_PROBLEM TO WORK ON_
Write out the material exactly. Do not include the pictures.

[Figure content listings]
'''

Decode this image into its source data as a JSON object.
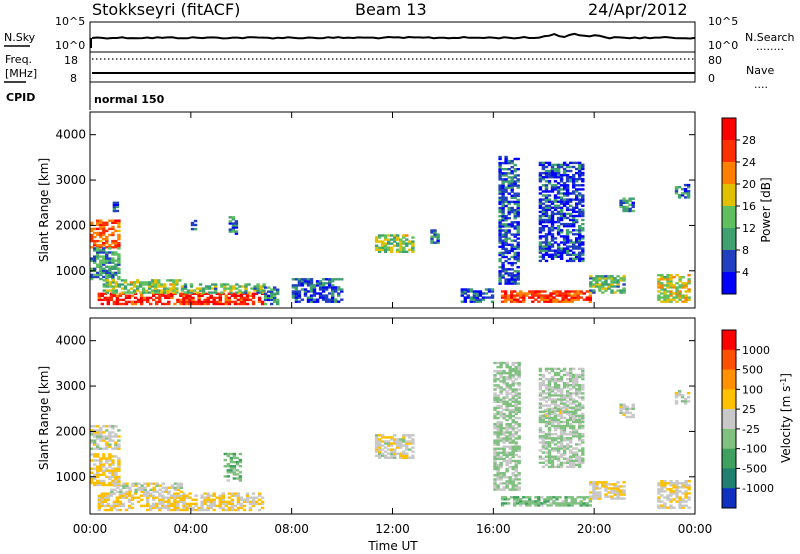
{
  "header": {
    "station": "Stokkseyri (fitACF)",
    "beam": "Beam 13",
    "date": "24/Apr/2012"
  },
  "noise_panel": {
    "left_label": "N.Sky",
    "left_ticks": [
      "10^5",
      "10^0"
    ],
    "right_ticks": [
      "10^5",
      "10^0"
    ],
    "right_label": "N.Search",
    "right_line": "........"
  },
  "freq_panel": {
    "left_label_1": "Freq.",
    "left_label_2": "[MHz]",
    "left_ticks": [
      "18",
      "8"
    ],
    "right_ticks": [
      "80",
      "0"
    ],
    "right_label": "Nave",
    "right_line": "...."
  },
  "cpid_panel": {
    "label": "CPID",
    "value": "normal 150"
  },
  "time_axis": {
    "ticks": [
      "00:00",
      "04:00",
      "08:00",
      "12:00",
      "16:00",
      "20:00",
      "00:00"
    ],
    "label": "Time UT"
  },
  "chart_data": [
    {
      "type": "heatmap",
      "panel": "power",
      "ylabel": "Slant Range [km]",
      "yticks": [
        1000,
        2000,
        3000,
        4000
      ],
      "ylim": [
        180,
        4500
      ],
      "xlim_hours": [
        0,
        24
      ],
      "colorbar": {
        "label": "Power [dB]",
        "ticks": [
          "28",
          "24",
          "20",
          "16",
          "12",
          "8",
          "4"
        ],
        "colors": [
          "#0000ff",
          "#2040c0",
          "#40a070",
          "#60c060",
          "#e0c000",
          "#ff8000",
          "#ff3000",
          "#ff0000"
        ],
        "range": [
          0,
          30
        ]
      },
      "regions": [
        {
          "t": [
            0.0,
            1.1
          ],
          "r": [
            1500,
            2100
          ],
          "v": 22
        },
        {
          "t": [
            0.0,
            1.2
          ],
          "r": [
            800,
            1500
          ],
          "v": 10
        },
        {
          "t": [
            0.9,
            1.1
          ],
          "r": [
            2300,
            2500
          ],
          "v": 5
        },
        {
          "t": [
            0.3,
            6.9
          ],
          "r": [
            250,
            500
          ],
          "v": 26
        },
        {
          "t": [
            0.5,
            3.6
          ],
          "r": [
            500,
            800
          ],
          "v": 14
        },
        {
          "t": [
            3.6,
            6.9
          ],
          "r": [
            500,
            700
          ],
          "v": 12
        },
        {
          "t": [
            4.0,
            4.2
          ],
          "r": [
            1900,
            2100
          ],
          "v": 6
        },
        {
          "t": [
            5.5,
            5.8
          ],
          "r": [
            1800,
            2200
          ],
          "v": 8
        },
        {
          "t": [
            6.9,
            7.5
          ],
          "r": [
            250,
            650
          ],
          "v": 8
        },
        {
          "t": [
            8.0,
            10.0
          ],
          "r": [
            300,
            800
          ],
          "v": 6
        },
        {
          "t": [
            11.3,
            12.8
          ],
          "r": [
            1400,
            1800
          ],
          "v": 14
        },
        {
          "t": [
            13.5,
            13.8
          ],
          "r": [
            1600,
            1900
          ],
          "v": 8
        },
        {
          "t": [
            16.3,
            19.8
          ],
          "r": [
            300,
            550
          ],
          "v": 24
        },
        {
          "t": [
            16.2,
            17.0
          ],
          "r": [
            700,
            3500
          ],
          "v": 6
        },
        {
          "t": [
            17.8,
            19.5
          ],
          "r": [
            1200,
            3400
          ],
          "v": 5
        },
        {
          "t": [
            19.8,
            21.2
          ],
          "r": [
            500,
            900
          ],
          "v": 12
        },
        {
          "t": [
            21.0,
            21.5
          ],
          "r": [
            2300,
            2600
          ],
          "v": 8
        },
        {
          "t": [
            22.5,
            23.8
          ],
          "r": [
            300,
            900
          ],
          "v": 16
        },
        {
          "t": [
            23.2,
            23.8
          ],
          "r": [
            2600,
            2900
          ],
          "v": 8
        },
        {
          "t": [
            14.7,
            16.0
          ],
          "r": [
            300,
            600
          ],
          "v": 6
        }
      ]
    },
    {
      "type": "heatmap",
      "panel": "velocity",
      "ylabel": "Slant Range [km]",
      "yticks": [
        1000,
        2000,
        3000,
        4000
      ],
      "ylim": [
        180,
        4500
      ],
      "xlim_hours": [
        0,
        24
      ],
      "colorbar": {
        "label": "Velocity [m s^-1]",
        "ticks": [
          "1000",
          "500",
          "100",
          "25",
          "-25",
          "-100",
          "-500",
          "-1000"
        ],
        "colors": [
          "#1030c0",
          "#208070",
          "#40a060",
          "#80c080",
          "#c8c8c8",
          "#ffc000",
          "#ff9000",
          "#ff5000",
          "#ff0000"
        ],
        "range": [
          -1200,
          1200
        ]
      },
      "regions": [
        {
          "t": [
            0.0,
            1.1
          ],
          "r": [
            1600,
            2100
          ],
          "v": 0
        },
        {
          "t": [
            0.0,
            1.2
          ],
          "r": [
            800,
            1500
          ],
          "v": 200
        },
        {
          "t": [
            0.3,
            6.9
          ],
          "r": [
            250,
            650
          ],
          "v": 150
        },
        {
          "t": [
            0.8,
            3.6
          ],
          "r": [
            650,
            850
          ],
          "v": 0
        },
        {
          "t": [
            5.3,
            6.0
          ],
          "r": [
            900,
            1500
          ],
          "v": -300
        },
        {
          "t": [
            11.3,
            12.8
          ],
          "r": [
            1400,
            1900
          ],
          "v": 30
        },
        {
          "t": [
            16.3,
            19.8
          ],
          "r": [
            350,
            550
          ],
          "v": -300
        },
        {
          "t": [
            16.0,
            17.0
          ],
          "r": [
            700,
            3500
          ],
          "v": -200
        },
        {
          "t": [
            18.0,
            19.3
          ],
          "r": [
            2300,
            2500
          ],
          "v": 0
        },
        {
          "t": [
            17.8,
            19.5
          ],
          "r": [
            1200,
            3400
          ],
          "v": -150
        },
        {
          "t": [
            19.8,
            21.2
          ],
          "r": [
            500,
            900
          ],
          "v": 100
        },
        {
          "t": [
            21.0,
            21.5
          ],
          "r": [
            2300,
            2600
          ],
          "v": 0
        },
        {
          "t": [
            22.5,
            23.8
          ],
          "r": [
            300,
            900
          ],
          "v": 80
        },
        {
          "t": [
            23.2,
            23.8
          ],
          "r": [
            2600,
            2900
          ],
          "v": 0
        }
      ]
    }
  ]
}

'''

_SOLUTION TO THE EXERCISE_
Decode this image into its source data as a JSON object.
{
  "header": {
    "station": "Stokkseyri (fitACF)",
    "beam": "Beam 13",
    "date": "24/Apr/2012"
  },
  "noise_panel": {
    "left_label": "N.Sky",
    "left_ticks": [
      "10^5",
      "10^0"
    ],
    "right_ticks": [
      "10^5",
      "10^0"
    ],
    "right_label": "N.Search",
    "right_line": "........"
  },
  "freq_panel": {
    "left_label_1": "Freq.",
    "left_label_2": "[MHz]",
    "left_ticks": [
      "18",
      "8"
    ],
    "right_ticks": [
      "80",
      "0"
    ],
    "right_label": "Nave",
    "right_line": "...."
  },
  "cpid_panel": {
    "label": "CPID",
    "value": "normal 150"
  },
  "time_axis": {
    "ticks": [
      "00:00",
      "04:00",
      "08:00",
      "12:00",
      "16:00",
      "20:00",
      "00:00"
    ],
    "label": "Time UT"
  },
  "chart_data": [
    {
      "type": "heatmap",
      "panel": "power",
      "ylabel": "Slant Range [km]",
      "yticks": [
        1000,
        2000,
        3000,
        4000
      ],
      "ylim": [
        180,
        4500
      ],
      "xlim_hours": [
        0,
        24
      ],
      "colorbar": {
        "label": "Power [dB]",
        "ticks": [
          "28",
          "24",
          "20",
          "16",
          "12",
          "8",
          "4"
        ],
        "colors": [
          "#0000ff",
          "#2040c0",
          "#40a070",
          "#60c060",
          "#e0c000",
          "#ff8000",
          "#ff3000",
          "#ff0000"
        ],
        "range": [
          0,
          30
        ]
      },
      "regions": [
        {
          "t": [
            0.0,
            1.1
          ],
          "r": [
            1500,
            2100
          ],
          "v": 22
        },
        {
          "t": [
            0.0,
            1.2
          ],
          "r": [
            800,
            1500
          ],
          "v": 10
        },
        {
          "t": [
            0.9,
            1.1
          ],
          "r": [
            2300,
            2500
          ],
          "v": 5
        },
        {
          "t": [
            0.3,
            6.9
          ],
          "r": [
            250,
            500
          ],
          "v": 26
        },
        {
          "t": [
            0.5,
            3.6
          ],
          "r": [
            500,
            800
          ],
          "v": 14
        },
        {
          "t": [
            3.6,
            6.9
          ],
          "r": [
            500,
            700
          ],
          "v": 12
        },
        {
          "t": [
            4.0,
            4.2
          ],
          "r": [
            1900,
            2100
          ],
          "v": 6
        },
        {
          "t": [
            5.5,
            5.8
          ],
          "r": [
            1800,
            2200
          ],
          "v": 8
        },
        {
          "t": [
            6.9,
            7.5
          ],
          "r": [
            250,
            650
          ],
          "v": 8
        },
        {
          "t": [
            8.0,
            10.0
          ],
          "r": [
            300,
            800
          ],
          "v": 6
        },
        {
          "t": [
            11.3,
            12.8
          ],
          "r": [
            1400,
            1800
          ],
          "v": 14
        },
        {
          "t": [
            13.5,
            13.8
          ],
          "r": [
            1600,
            1900
          ],
          "v": 8
        },
        {
          "t": [
            16.3,
            19.8
          ],
          "r": [
            300,
            550
          ],
          "v": 24
        },
        {
          "t": [
            16.2,
            17.0
          ],
          "r": [
            700,
            3500
          ],
          "v": 6
        },
        {
          "t": [
            17.8,
            19.5
          ],
          "r": [
            1200,
            3400
          ],
          "v": 5
        },
        {
          "t": [
            19.8,
            21.2
          ],
          "r": [
            500,
            900
          ],
          "v": 12
        },
        {
          "t": [
            21.0,
            21.5
          ],
          "r": [
            2300,
            2600
          ],
          "v": 8
        },
        {
          "t": [
            22.5,
            23.8
          ],
          "r": [
            300,
            900
          ],
          "v": 16
        },
        {
          "t": [
            23.2,
            23.8
          ],
          "r": [
            2600,
            2900
          ],
          "v": 8
        },
        {
          "t": [
            14.7,
            16.0
          ],
          "r": [
            300,
            600
          ],
          "v": 6
        }
      ]
    },
    {
      "type": "heatmap",
      "panel": "velocity",
      "ylabel": "Slant Range [km]",
      "yticks": [
        1000,
        2000,
        3000,
        4000
      ],
      "ylim": [
        180,
        4500
      ],
      "xlim_hours": [
        0,
        24
      ],
      "colorbar": {
        "label": "Velocity [m s^-1]",
        "ticks": [
          "1000",
          "500",
          "100",
          "25",
          "-25",
          "-100",
          "-500",
          "-1000"
        ],
        "colors": [
          "#1030c0",
          "#208070",
          "#40a060",
          "#80c080",
          "#c8c8c8",
          "#ffc000",
          "#ff9000",
          "#ff5000",
          "#ff0000"
        ],
        "range": [
          -1200,
          1200
        ]
      },
      "regions": [
        {
          "t": [
            0.0,
            1.1
          ],
          "r": [
            1600,
            2100
          ],
          "v": 0
        },
        {
          "t": [
            0.0,
            1.2
          ],
          "r": [
            800,
            1500
          ],
          "v": 200
        },
        {
          "t": [
            0.3,
            6.9
          ],
          "r": [
            250,
            650
          ],
          "v": 150
        },
        {
          "t": [
            0.8,
            3.6
          ],
          "r": [
            650,
            850
          ],
          "v": 0
        },
        {
          "t": [
            5.3,
            6.0
          ],
          "r": [
            900,
            1500
          ],
          "v": -300
        },
        {
          "t": [
            11.3,
            12.8
          ],
          "r": [
            1400,
            1900
          ],
          "v": 30
        },
        {
          "t": [
            16.3,
            19.8
          ],
          "r": [
            350,
            550
          ],
          "v": -300
        },
        {
          "t": [
            16.0,
            17.0
          ],
          "r": [
            700,
            3500
          ],
          "v": -200
        },
        {
          "t": [
            18.0,
            19.3
          ],
          "r": [
            2300,
            2500
          ],
          "v": 0
        },
        {
          "t": [
            17.8,
            19.5
          ],
          "r": [
            1200,
            3400
          ],
          "v": -150
        },
        {
          "t": [
            19.8,
            21.2
          ],
          "r": [
            500,
            900
          ],
          "v": 100
        },
        {
          "t": [
            21.0,
            21.5
          ],
          "r": [
            2300,
            2600
          ],
          "v": 0
        },
        {
          "t": [
            22.5,
            23.8
          ],
          "r": [
            300,
            900
          ],
          "v": 80
        },
        {
          "t": [
            23.2,
            23.8
          ],
          "r": [
            2600,
            2900
          ],
          "v": 0
        }
      ]
    }
  ]
}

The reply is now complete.